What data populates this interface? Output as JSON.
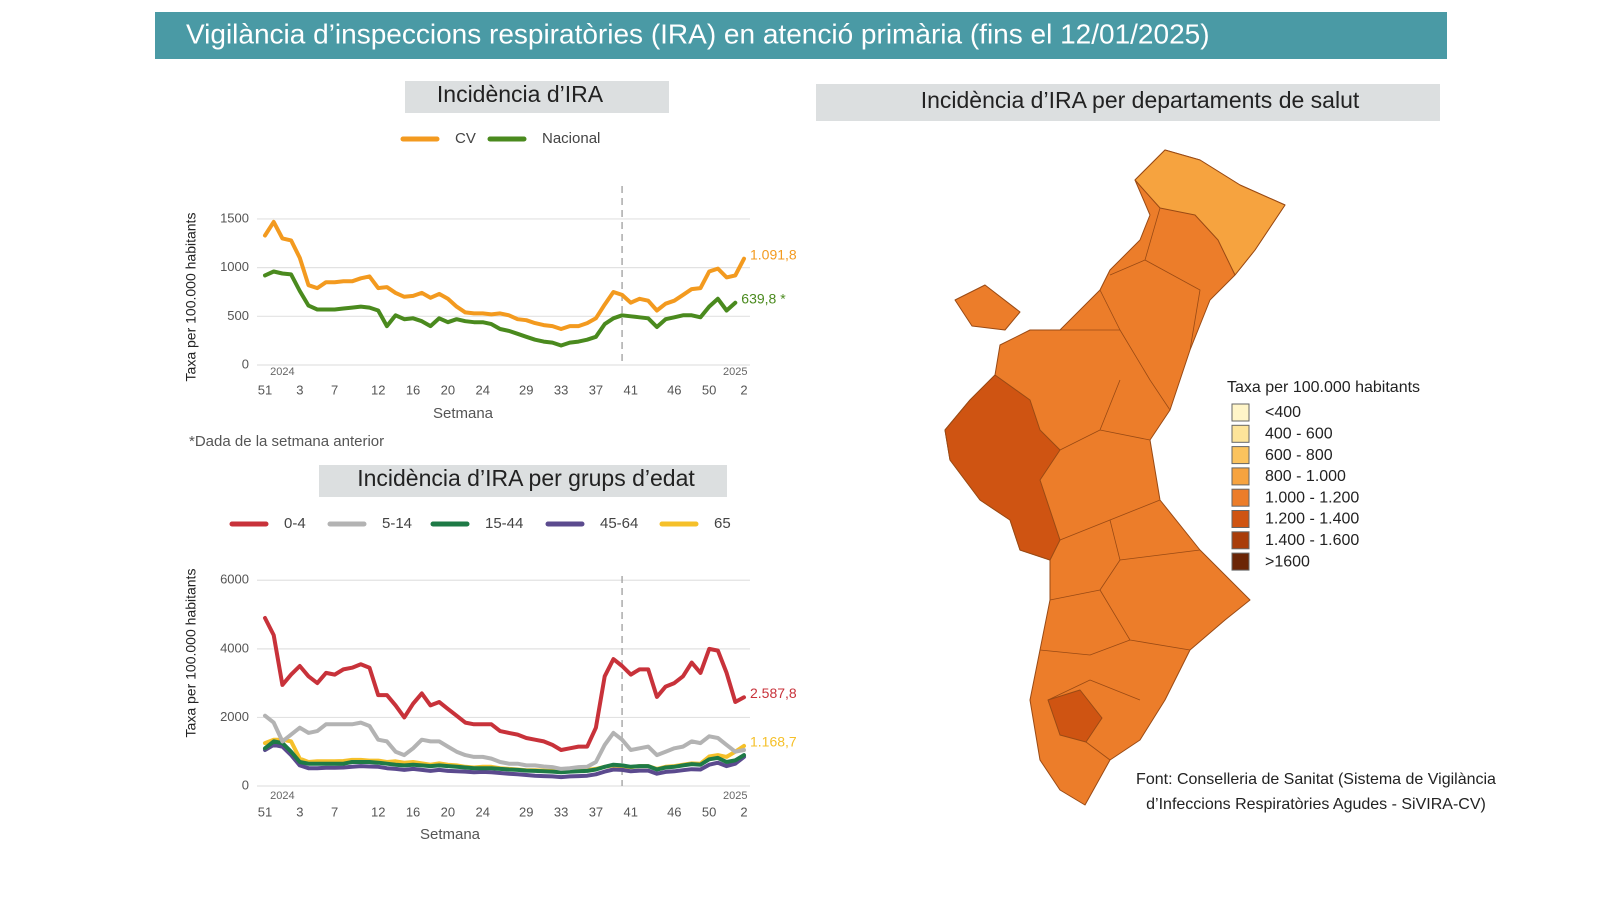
{
  "header": {
    "title": "Vigilància d’inspeccions respiratòries (IRA) en atenció primària (fins el 12/01/2025)"
  },
  "chart_data": [
    {
      "type": "line",
      "title": "Incidència d’IRA",
      "ylabel": "Taxa per 100.000 habitants",
      "xlabel": "Setmana",
      "note": "*Dada de la setmana anterior",
      "annotations": [
        "2024",
        "2025"
      ],
      "categories": [
        "51",
        null,
        null,
        null,
        "3",
        null,
        null,
        null,
        "7",
        null,
        null,
        null,
        null,
        "12",
        null,
        null,
        null,
        "16",
        null,
        null,
        null,
        "20",
        null,
        null,
        null,
        "24",
        null,
        null,
        null,
        null,
        "29",
        null,
        null,
        null,
        "33",
        null,
        null,
        null,
        "37",
        null,
        null,
        null,
        "41",
        null,
        null,
        null,
        null,
        "46",
        null,
        null,
        null,
        "50",
        null,
        null,
        null,
        "2"
      ],
      "ylim": [
        0,
        1900
      ],
      "yticks": [
        0,
        500,
        1000,
        1500
      ],
      "grid": true,
      "series": [
        {
          "name": "CV",
          "color": "#f39a1f",
          "values": [
            1330,
            1470,
            1300,
            1280,
            1100,
            820,
            790,
            850,
            850,
            860,
            860,
            890,
            910,
            790,
            800,
            740,
            700,
            710,
            740,
            690,
            730,
            680,
            600,
            540,
            530,
            530,
            520,
            530,
            510,
            470,
            460,
            430,
            410,
            400,
            370,
            400,
            400,
            430,
            480,
            620,
            750,
            720,
            640,
            680,
            660,
            560,
            630,
            660,
            720,
            780,
            790,
            960,
            990,
            900,
            920,
            1091.8
          ],
          "value_labels": [
            null,
            null,
            null,
            null,
            null,
            null,
            null,
            null,
            null,
            null,
            null,
            null,
            null,
            null,
            null,
            null,
            null,
            null,
            null,
            null,
            null,
            null,
            null,
            null,
            null,
            null,
            null,
            null,
            null,
            null,
            null,
            null,
            null,
            null,
            null,
            null,
            null,
            null,
            null,
            null,
            null,
            null,
            null,
            null,
            null,
            null,
            null,
            null,
            null,
            null,
            null,
            null,
            null,
            null,
            null,
            "1.091,8"
          ]
        },
        {
          "name": "Nacional",
          "color": "#4a8a1e",
          "values": [
            920,
            960,
            940,
            930,
            760,
            610,
            570,
            570,
            570,
            580,
            590,
            600,
            590,
            560,
            400,
            510,
            470,
            480,
            450,
            400,
            480,
            440,
            470,
            450,
            440,
            440,
            420,
            370,
            350,
            320,
            290,
            260,
            240,
            230,
            200,
            230,
            240,
            260,
            290,
            420,
            480,
            510,
            500,
            490,
            480,
            390,
            470,
            490,
            510,
            510,
            490,
            600,
            680,
            560,
            639.8,
            null
          ],
          "value_labels": [
            null,
            null,
            null,
            null,
            null,
            null,
            null,
            null,
            null,
            null,
            null,
            null,
            null,
            null,
            null,
            null,
            null,
            null,
            null,
            null,
            null,
            null,
            null,
            null,
            null,
            null,
            null,
            null,
            null,
            null,
            null,
            null,
            null,
            null,
            null,
            null,
            null,
            null,
            null,
            null,
            null,
            null,
            null,
            null,
            null,
            null,
            null,
            null,
            null,
            null,
            null,
            null,
            null,
            null,
            "639,8 *",
            null
          ]
        }
      ]
    },
    {
      "type": "line",
      "title": "Incidència d’IRA  per grups d’edat",
      "ylabel": "Taxa per 100.000 habitants",
      "xlabel": "Setmana",
      "annotations": [
        "2024",
        "2025"
      ],
      "categories": [
        "51",
        null,
        null,
        null,
        "3",
        null,
        null,
        null,
        "7",
        null,
        null,
        null,
        null,
        "12",
        null,
        null,
        null,
        "16",
        null,
        null,
        null,
        "20",
        null,
        null,
        null,
        "24",
        null,
        null,
        null,
        null,
        "29",
        null,
        null,
        null,
        "33",
        null,
        null,
        null,
        "37",
        null,
        null,
        null,
        "41",
        null,
        null,
        null,
        null,
        "46",
        null,
        null,
        null,
        "50",
        null,
        null,
        null,
        "2"
      ],
      "ylim": [
        0,
        6300
      ],
      "yticks": [
        0,
        2000,
        4000,
        6000
      ],
      "grid": true,
      "series": [
        {
          "name": "0-4",
          "color": "#c8323a",
          "values": [
            4900,
            4400,
            2950,
            3250,
            3500,
            3200,
            3000,
            3300,
            3250,
            3400,
            3450,
            3550,
            3450,
            2650,
            2650,
            2350,
            2000,
            2400,
            2700,
            2350,
            2450,
            2250,
            2050,
            1850,
            1800,
            1800,
            1800,
            1600,
            1550,
            1500,
            1400,
            1350,
            1300,
            1200,
            1050,
            1100,
            1150,
            1150,
            1700,
            3200,
            3700,
            3500,
            3250,
            3400,
            3400,
            2600,
            2900,
            3000,
            3200,
            3600,
            3300,
            4000,
            3950,
            3300,
            2450,
            2587.8
          ],
          "value_labels": [
            null,
            null,
            null,
            null,
            null,
            null,
            null,
            null,
            null,
            null,
            null,
            null,
            null,
            null,
            null,
            null,
            null,
            null,
            null,
            null,
            null,
            null,
            null,
            null,
            null,
            null,
            null,
            null,
            null,
            null,
            null,
            null,
            null,
            null,
            null,
            null,
            null,
            null,
            null,
            null,
            null,
            null,
            null,
            null,
            null,
            null,
            null,
            null,
            null,
            null,
            null,
            null,
            null,
            null,
            null,
            "2.587,8"
          ]
        },
        {
          "name": "5-14",
          "color": "#b3b3b3",
          "values": [
            2050,
            1850,
            1300,
            1500,
            1700,
            1550,
            1600,
            1800,
            1800,
            1800,
            1800,
            1850,
            1750,
            1350,
            1300,
            1000,
            900,
            1100,
            1350,
            1300,
            1300,
            1150,
            1000,
            900,
            850,
            850,
            800,
            700,
            650,
            650,
            600,
            600,
            570,
            550,
            500,
            520,
            550,
            560,
            700,
            1200,
            1550,
            1350,
            1050,
            1100,
            1150,
            900,
            1000,
            1100,
            1150,
            1300,
            1250,
            1450,
            1400,
            1200,
            1000,
            1050
          ]
        },
        {
          "name": "15-44",
          "color": "#1e7a46",
          "values": [
            1100,
            1300,
            1250,
            1000,
            700,
            650,
            650,
            650,
            650,
            650,
            700,
            700,
            700,
            680,
            650,
            620,
            600,
            620,
            600,
            580,
            600,
            580,
            560,
            540,
            520,
            520,
            520,
            500,
            480,
            470,
            450,
            440,
            430,
            420,
            400,
            420,
            430,
            440,
            480,
            560,
            620,
            600,
            560,
            580,
            580,
            480,
            540,
            560,
            600,
            640,
            620,
            780,
            820,
            700,
            750,
            900
          ]
        },
        {
          "name": "45-64",
          "color": "#5b4a8e",
          "values": [
            1050,
            1200,
            1150,
            900,
            600,
            520,
            520,
            530,
            530,
            540,
            560,
            580,
            570,
            560,
            520,
            500,
            470,
            500,
            470,
            440,
            470,
            440,
            430,
            420,
            400,
            410,
            400,
            380,
            360,
            340,
            320,
            300,
            290,
            280,
            260,
            280,
            290,
            300,
            340,
            420,
            480,
            470,
            430,
            450,
            450,
            360,
            410,
            430,
            460,
            490,
            480,
            620,
            680,
            580,
            650,
            850
          ]
        },
        {
          "name": "65",
          "color": "#f5c02a",
          "values": [
            1250,
            1350,
            1350,
            1300,
            800,
            700,
            720,
            720,
            720,
            730,
            760,
            760,
            740,
            740,
            700,
            720,
            680,
            700,
            660,
            620,
            660,
            620,
            600,
            560,
            540,
            560,
            560,
            520,
            500,
            480,
            460,
            460,
            450,
            440,
            420,
            440,
            450,
            470,
            500,
            560,
            600,
            570,
            550,
            580,
            580,
            500,
            560,
            580,
            620,
            660,
            650,
            860,
            900,
            850,
            1000,
            1168.7
          ],
          "value_labels": [
            null,
            null,
            null,
            null,
            null,
            null,
            null,
            null,
            null,
            null,
            null,
            null,
            null,
            null,
            null,
            null,
            null,
            null,
            null,
            null,
            null,
            null,
            null,
            null,
            null,
            null,
            null,
            null,
            null,
            null,
            null,
            null,
            null,
            null,
            null,
            null,
            null,
            null,
            null,
            null,
            null,
            null,
            null,
            null,
            null,
            null,
            null,
            null,
            null,
            null,
            null,
            null,
            null,
            null,
            null,
            "1.168,7"
          ]
        }
      ]
    }
  ],
  "map": {
    "title": "Incidència d’IRA per departaments de salut",
    "legend": {
      "title": "Taxa per 100.000 habitants",
      "bins": [
        {
          "label": "<400",
          "color": "#fff5c8"
        },
        {
          "label": "400 - 600",
          "color": "#fde49a"
        },
        {
          "label": "600 - 800",
          "color": "#fbc35e"
        },
        {
          "label": "800 - 1.000",
          "color": "#f6a33f"
        },
        {
          "label": "1.000 - 1.200",
          "color": "#ec7d2a"
        },
        {
          "label": "1.200 - 1.400",
          "color": "#cf5412"
        },
        {
          "label": "1.400 - 1.600",
          "color": "#a93d0a"
        },
        {
          "label": ">1600",
          "color": "#6b2506"
        }
      ]
    }
  },
  "source": [
    "Font: Conselleria de Sanitat (Sistema de Vigilància",
    "d’Infeccions Respiratòries Agudes - SiVIRA-CV)"
  ]
}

....................

To be done »
Copy every line above in which the string "name" shows up.

Output »
          "name": "CV",
          "name": "Nacional",
          "name": "0-4",
          "name": "5-14",
          "name": "15-44",
          "name": "45-64",
          "name": "65",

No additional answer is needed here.